§ DATA PROVIDED:

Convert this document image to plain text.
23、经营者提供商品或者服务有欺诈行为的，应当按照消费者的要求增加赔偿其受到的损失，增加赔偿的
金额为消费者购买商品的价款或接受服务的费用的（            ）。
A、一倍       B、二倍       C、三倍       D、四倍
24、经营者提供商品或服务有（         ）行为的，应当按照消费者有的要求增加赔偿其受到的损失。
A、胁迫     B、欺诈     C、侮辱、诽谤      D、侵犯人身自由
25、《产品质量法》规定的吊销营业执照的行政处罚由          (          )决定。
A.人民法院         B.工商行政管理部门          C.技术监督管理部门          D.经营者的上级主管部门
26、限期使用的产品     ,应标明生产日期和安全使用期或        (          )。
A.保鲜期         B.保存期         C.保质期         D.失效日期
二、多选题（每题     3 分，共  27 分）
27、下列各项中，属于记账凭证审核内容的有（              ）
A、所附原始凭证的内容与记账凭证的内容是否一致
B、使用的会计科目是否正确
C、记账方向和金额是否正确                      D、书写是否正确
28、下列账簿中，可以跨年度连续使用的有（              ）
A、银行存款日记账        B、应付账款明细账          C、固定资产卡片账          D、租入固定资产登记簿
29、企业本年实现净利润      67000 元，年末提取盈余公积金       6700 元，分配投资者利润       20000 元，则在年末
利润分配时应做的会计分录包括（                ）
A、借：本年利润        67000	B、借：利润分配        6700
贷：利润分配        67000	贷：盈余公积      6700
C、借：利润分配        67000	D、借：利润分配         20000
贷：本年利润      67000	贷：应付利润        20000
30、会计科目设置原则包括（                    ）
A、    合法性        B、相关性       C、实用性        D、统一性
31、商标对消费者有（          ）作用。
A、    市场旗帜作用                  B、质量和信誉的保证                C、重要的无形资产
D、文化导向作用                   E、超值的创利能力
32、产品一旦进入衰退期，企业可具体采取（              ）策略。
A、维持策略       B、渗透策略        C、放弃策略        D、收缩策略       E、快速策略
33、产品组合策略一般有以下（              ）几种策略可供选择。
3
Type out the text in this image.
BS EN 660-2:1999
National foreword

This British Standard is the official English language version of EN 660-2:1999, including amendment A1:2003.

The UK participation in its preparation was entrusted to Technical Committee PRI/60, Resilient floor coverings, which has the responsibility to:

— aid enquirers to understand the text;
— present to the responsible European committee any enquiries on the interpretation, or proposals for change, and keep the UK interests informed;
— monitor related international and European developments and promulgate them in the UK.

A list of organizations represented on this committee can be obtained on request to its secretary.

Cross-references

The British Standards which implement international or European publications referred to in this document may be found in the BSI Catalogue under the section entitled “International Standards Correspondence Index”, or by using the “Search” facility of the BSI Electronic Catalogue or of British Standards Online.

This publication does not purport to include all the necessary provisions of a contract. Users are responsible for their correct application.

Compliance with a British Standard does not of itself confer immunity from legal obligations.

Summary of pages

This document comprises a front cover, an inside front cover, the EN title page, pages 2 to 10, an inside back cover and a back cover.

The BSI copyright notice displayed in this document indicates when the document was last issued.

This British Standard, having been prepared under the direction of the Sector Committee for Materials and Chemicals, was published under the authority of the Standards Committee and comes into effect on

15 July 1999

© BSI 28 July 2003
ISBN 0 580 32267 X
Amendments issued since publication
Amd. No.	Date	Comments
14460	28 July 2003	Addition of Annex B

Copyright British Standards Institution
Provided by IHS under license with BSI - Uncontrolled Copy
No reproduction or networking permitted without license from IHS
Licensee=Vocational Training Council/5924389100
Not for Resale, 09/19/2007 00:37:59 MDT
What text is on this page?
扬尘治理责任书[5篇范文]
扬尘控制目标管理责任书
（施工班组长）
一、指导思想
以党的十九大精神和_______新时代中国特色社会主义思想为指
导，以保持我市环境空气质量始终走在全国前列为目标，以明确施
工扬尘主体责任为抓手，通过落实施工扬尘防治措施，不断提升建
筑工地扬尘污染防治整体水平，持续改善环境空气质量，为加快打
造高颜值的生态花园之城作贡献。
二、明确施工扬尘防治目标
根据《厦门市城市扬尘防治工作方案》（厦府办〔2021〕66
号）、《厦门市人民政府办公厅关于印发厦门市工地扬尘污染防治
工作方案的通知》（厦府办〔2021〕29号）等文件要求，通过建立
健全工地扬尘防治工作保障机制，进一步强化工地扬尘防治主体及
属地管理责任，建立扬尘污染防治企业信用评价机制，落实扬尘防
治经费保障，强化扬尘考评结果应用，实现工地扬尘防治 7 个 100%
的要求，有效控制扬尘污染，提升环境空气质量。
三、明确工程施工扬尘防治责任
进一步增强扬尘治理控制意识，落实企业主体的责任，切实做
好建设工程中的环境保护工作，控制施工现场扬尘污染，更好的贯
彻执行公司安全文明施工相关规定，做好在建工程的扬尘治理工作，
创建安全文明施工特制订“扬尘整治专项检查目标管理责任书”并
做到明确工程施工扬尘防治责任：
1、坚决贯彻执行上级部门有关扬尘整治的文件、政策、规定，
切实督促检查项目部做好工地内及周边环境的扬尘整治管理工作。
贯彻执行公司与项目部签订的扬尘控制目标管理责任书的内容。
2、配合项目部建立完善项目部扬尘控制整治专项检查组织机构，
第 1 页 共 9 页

§ WHAT YOU HAVE TO DO: Scan the lines for the string "issued". Copy out each line that matches.

§ WORKED ANSWER:
The BSI copyright notice displayed in this document indicates when the document was last issued.
Amendments issued since publication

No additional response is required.